** Work to be completed **
Lift every line from the entries that includes the word "label".

** Exercise data **
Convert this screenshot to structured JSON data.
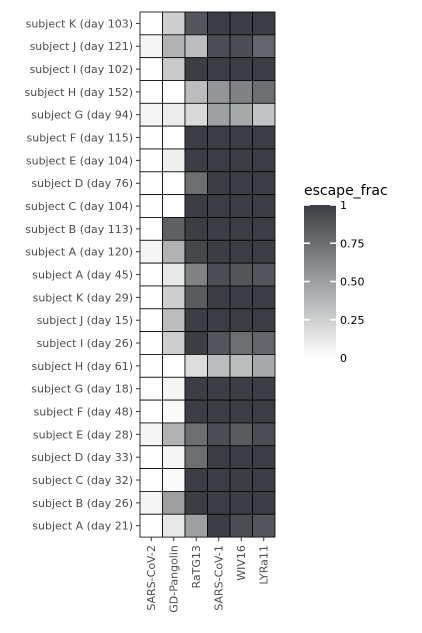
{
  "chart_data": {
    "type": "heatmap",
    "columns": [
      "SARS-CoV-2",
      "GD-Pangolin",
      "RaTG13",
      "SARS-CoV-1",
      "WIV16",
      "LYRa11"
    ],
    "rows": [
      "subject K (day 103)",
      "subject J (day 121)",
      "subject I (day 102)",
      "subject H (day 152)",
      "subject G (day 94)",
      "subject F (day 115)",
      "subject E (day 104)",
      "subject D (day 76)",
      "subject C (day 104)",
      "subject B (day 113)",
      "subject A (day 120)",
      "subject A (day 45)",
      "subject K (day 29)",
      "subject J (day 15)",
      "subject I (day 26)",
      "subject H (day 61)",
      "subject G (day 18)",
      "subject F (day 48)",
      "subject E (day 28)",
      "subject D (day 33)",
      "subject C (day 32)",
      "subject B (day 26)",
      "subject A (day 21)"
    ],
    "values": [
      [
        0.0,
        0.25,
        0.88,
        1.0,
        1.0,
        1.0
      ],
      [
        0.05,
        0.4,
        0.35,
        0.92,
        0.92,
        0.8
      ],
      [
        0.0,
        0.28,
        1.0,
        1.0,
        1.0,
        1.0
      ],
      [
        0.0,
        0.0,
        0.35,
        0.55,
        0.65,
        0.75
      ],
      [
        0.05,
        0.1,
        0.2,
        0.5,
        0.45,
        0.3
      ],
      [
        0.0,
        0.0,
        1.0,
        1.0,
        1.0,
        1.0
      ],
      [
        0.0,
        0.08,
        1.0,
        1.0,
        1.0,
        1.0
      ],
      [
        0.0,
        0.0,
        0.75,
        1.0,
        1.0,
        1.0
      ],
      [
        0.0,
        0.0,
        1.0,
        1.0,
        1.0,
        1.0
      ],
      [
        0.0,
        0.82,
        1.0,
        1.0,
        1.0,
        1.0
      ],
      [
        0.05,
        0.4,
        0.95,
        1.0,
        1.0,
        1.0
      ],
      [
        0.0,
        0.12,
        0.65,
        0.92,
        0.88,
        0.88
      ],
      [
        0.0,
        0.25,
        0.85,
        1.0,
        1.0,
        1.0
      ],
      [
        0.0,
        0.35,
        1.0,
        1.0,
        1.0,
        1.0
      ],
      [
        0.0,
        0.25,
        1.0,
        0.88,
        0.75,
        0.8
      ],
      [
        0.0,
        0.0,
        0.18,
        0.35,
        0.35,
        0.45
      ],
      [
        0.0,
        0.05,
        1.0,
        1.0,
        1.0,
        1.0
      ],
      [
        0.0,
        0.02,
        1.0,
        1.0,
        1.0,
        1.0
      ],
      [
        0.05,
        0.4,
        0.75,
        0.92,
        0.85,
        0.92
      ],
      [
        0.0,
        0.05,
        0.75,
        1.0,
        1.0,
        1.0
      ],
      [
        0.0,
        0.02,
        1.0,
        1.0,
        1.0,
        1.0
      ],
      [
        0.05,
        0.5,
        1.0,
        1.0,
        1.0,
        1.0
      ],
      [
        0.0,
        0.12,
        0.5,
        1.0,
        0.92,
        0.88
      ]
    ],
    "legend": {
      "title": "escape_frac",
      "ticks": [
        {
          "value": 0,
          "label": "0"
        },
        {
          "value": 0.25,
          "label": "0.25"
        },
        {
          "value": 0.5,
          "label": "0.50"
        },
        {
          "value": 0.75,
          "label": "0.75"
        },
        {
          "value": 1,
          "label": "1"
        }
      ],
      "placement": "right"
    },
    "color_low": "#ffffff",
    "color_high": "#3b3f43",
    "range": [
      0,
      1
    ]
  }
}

** Task output **
          "label": "0"
          "label": "0.25"
          "label": "0.50"
          "label": "0.75"
          "label": "1"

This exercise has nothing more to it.